Tugas Dikerjakan
(A) Ubah paragraf dalam teks tentang Gus Mus yang diawali "A. Mustofa Bisri atau seringkali dipanggil" menjadi daftar singkat berisi fakta-fakta utamanya.
(B) Jawab dengan singkat pertanyaan berikut berdasarkan teks tentang Gus Mus.
(i) Di universitas mana di Kairo ia pernah menempuh pendidikan?
(ii) Pada periode berapa saja ia menjabat Rois Syuriah PB NU?
(iii) Nama apa yang ia gunakan dalam tulisan-tulisannya di majalah Intisari?
(C) Lanjutkan teks tentang Gus Mus dari titik akhirnya.

A. Mustofa Bisri atau seringkali dipanggil Gus Mus lahir di Rembang, 10 Agustus 1944, dan sampai saat ini memimpin Pondok Pesantren Roudlatut Thalibin, di Kabupaten Rembang, Jawa Tengah. Istrinya bernama Siti Fatimah. Ayahnya bernama K.H. Bisri Mustofa dan ibunya bernama H. Ma'rafah Cholil.
Pendidikan yang pernah ditempuhnya adalah Pondok Pesantren Lirboyo Kediri- Al-Munawwir Krapyak, Yogyakarta- Raudlatuh Tholibin, Rembang, Universitas Al-Azhar, Kairo, Mesir.
Ia pernah ditunjuk sebagai Rois Syuriah Pengurus Besar Nahdlatul Ulama (PB NU) periode 1994-1999 dan 1999-2004. Sepulang dari Kairo sekitar tahun 1970-an, Gus Mus aktif menulis artikel ilmiah populer pada majalah Intisari, dan juga di beberapa surat kabar daerah. Tulisan di Intisari yang diingatnya antara lain tulisan mengenai Umi Kulsum, penyanyi legendaris Mesir yang terkenal. Sayang, tulisan-tulisan tersebut tidak didokumentasikan. Saat itu Gus Mus menggunakan nama M. Ustov Abi Sri dalam tulisan-tulisan tersebut. Gus Mus juga menulis beberapa artikel di majalah Astaga, juga sebuah cerpen berjudul "Negeri Takut". Gus Mus juga menulis beberapa pengantar untuk beberapa buku bagi beberapa penerbit seperti penerbit Gramedia, Kompas, dan Risalah Gusti. Buku yang diberi pengantar antara lain kumpulan sajak berjudul Rumah Cahaya, juga kumpulan sajak berjudul Tamu Kehidupan. Buku yang diberi kata pengantar antara lain ada yang berbentuk komik. Gus Mus juga berprofesi sebagai editor.

Entri elemen beranotasi

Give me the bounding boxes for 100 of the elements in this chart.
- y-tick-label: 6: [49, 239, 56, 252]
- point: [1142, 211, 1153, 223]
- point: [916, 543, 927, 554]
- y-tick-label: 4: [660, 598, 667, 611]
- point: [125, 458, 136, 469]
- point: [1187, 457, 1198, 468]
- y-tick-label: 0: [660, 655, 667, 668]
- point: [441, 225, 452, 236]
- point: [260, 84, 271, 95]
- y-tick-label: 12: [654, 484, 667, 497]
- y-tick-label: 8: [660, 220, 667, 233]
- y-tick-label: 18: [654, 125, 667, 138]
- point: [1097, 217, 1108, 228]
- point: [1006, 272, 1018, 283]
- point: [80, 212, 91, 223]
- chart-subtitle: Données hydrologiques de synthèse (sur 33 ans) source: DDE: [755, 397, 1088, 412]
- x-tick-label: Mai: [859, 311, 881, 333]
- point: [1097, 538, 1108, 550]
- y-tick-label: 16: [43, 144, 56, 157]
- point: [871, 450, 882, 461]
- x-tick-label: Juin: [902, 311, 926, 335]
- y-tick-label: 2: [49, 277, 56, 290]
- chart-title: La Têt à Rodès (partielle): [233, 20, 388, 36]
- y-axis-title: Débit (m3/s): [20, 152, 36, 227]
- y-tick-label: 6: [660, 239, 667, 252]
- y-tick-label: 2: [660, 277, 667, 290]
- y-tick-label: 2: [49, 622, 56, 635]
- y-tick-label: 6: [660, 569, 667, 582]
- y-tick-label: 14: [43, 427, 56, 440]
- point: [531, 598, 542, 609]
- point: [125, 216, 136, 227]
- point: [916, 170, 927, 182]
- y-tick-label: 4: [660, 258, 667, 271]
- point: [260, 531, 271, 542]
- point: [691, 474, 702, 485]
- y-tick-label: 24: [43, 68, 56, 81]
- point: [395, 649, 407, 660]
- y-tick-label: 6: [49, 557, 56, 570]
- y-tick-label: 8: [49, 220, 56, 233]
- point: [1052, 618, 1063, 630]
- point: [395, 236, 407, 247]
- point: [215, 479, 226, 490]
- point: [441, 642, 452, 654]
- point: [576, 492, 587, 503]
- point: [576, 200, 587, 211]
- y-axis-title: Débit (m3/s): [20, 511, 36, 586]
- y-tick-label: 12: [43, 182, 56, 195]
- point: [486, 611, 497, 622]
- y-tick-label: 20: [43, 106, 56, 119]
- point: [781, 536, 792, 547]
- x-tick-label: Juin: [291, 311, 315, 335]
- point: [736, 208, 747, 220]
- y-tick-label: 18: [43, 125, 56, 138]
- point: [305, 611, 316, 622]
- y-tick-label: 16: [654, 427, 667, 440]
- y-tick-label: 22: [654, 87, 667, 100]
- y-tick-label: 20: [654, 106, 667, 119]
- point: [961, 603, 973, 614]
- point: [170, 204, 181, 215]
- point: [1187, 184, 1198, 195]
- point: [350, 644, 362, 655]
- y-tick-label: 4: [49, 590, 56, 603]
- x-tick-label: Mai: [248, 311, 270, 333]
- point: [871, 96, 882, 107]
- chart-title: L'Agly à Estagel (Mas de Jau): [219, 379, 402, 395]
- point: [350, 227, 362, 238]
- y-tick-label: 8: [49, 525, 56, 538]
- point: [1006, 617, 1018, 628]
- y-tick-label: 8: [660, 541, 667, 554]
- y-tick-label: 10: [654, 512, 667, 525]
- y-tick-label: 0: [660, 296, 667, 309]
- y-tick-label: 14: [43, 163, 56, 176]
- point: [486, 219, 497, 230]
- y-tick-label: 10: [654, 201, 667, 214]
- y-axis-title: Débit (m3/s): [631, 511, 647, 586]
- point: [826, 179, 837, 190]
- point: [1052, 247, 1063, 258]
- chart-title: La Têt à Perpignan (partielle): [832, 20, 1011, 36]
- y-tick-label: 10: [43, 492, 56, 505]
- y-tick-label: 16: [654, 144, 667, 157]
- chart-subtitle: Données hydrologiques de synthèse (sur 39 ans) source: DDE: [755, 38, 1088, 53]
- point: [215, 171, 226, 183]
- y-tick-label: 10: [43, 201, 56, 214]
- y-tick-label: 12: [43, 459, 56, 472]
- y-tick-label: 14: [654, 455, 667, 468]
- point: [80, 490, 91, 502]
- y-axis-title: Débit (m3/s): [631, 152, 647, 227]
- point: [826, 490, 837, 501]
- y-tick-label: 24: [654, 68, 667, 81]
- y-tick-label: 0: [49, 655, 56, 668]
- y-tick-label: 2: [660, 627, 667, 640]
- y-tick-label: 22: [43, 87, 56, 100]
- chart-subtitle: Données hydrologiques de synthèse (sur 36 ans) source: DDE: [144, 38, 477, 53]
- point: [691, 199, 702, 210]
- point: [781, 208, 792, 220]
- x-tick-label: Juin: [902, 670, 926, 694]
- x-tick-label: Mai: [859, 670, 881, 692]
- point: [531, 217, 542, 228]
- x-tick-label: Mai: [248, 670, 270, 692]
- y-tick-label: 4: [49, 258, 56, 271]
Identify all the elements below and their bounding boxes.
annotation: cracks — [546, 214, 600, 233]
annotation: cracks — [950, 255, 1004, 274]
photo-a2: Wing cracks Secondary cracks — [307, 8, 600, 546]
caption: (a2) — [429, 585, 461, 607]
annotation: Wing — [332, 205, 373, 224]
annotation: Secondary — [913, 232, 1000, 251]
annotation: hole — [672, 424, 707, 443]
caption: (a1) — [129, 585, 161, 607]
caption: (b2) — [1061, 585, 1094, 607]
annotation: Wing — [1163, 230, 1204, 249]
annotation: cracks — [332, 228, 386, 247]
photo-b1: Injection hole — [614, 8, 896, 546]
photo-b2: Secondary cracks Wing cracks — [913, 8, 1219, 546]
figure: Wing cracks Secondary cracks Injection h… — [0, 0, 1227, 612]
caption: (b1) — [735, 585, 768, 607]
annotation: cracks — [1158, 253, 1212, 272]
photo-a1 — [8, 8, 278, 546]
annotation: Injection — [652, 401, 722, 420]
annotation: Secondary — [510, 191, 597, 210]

Jawaban Diharapkan
(A)
- Nama: A. Mustofa Bisri, sering dipanggil Gus Mus
- Lahir: Rembang, 10 Agustus 1944
- Kegiatan: memimpin Pondok Pesantren Roudlatut Thalibin di Kabupaten Rembang, Jawa Tengah
- Istri: Siti Fatimah
- Ayah: K.H. Bisri Mustofa
- Ibu: H. Ma'rafah Cholil

(B)
(i) Universitas Al-Azhar
(ii) 1994-1999 dan 1999-2004
(iii) M. Ustov Abi Sri

(C)
Karya-karya A. Mustofa Bisri dapat digolongkan ke dalam beberapa kelompok. Yang pertama, karya-karya yang berbentuk kumpulan sajak. Ada delapan kumpulan puisi yang sudah diterbitkan, yakni Ohoi, Kumpulan Puisi Balsem (Pustaka Firdaus, Jakarta, 1989 dalam bentuk stensilan, 1991, 1994), Tadarus (Prima Pustaka, Yogyakarta, 1993), Pahlawan dan Tikus (Pustaka Firdaus, Jakarta, 1996), Rubaiyat Angin & Rumput (Humor dan PT Matra Multi Media, Jakarta, 1995, cetakan ke-2), Wekwekwek, Sajak Bumilangit (Risalah Gusti, Surabaya, 1996); Gelap Berlapis-lapis (Fatma Press, Jakarta, 1998), Gandrung, Sajak Cinta-Cinta (Al-Ibriz, Rembang, 2001), dan Negeri Daging (Bentang, Yogyakarta, 2002). Sebelum dibukukan sajak-sajak karya Gus Mus dimuat di berbagai surat kabar nasional dan daerah, misalnya sajak yang berjudul "Di Basrah" dan "Di Pelataran Agungmu Nan Lapang" pertama kali dimuat di majalah Amanah, No.99, April—Mei 1999 baru kemudian dibukukan dalam kumpulan Tadarus (1993).
Ada satu sajak karya Gus Mus yang unik yaitu "Rasanya Baru Kemarin". Sajak ini selalu ditulis ulang oleh Gus Mus menjelang hari kemerdekaan, 17 Agustus, dan selalu berubah-ubah sesuai dengan keadaan semasa. Sajak tersebut sampai tahun 2005 sudah berbentuk versi ke-10. Sajak-sajaknya juga dimuat dalam kumpulan puisi Hijau Kelon & Puisi 2002 yang dieditori oleh Sutardji Calzoum Bachri. Sebelum dikenal sebagai seorang penyair, Gus Mus sudah menulis sajak di koran lokal, salah satu koran lokal yang memuat sajaknya adalah Sophia Weekly, terbitan Semarang. Sajak yang pertama dibuat oleh Gus Mus adalah puisi-puisi yang dimuat di majalah dinding mahasiswa di Mesir dan menurut pengakuan Gus Mus, puisi-puisi tersebut adalah puisi puisi remaja saja.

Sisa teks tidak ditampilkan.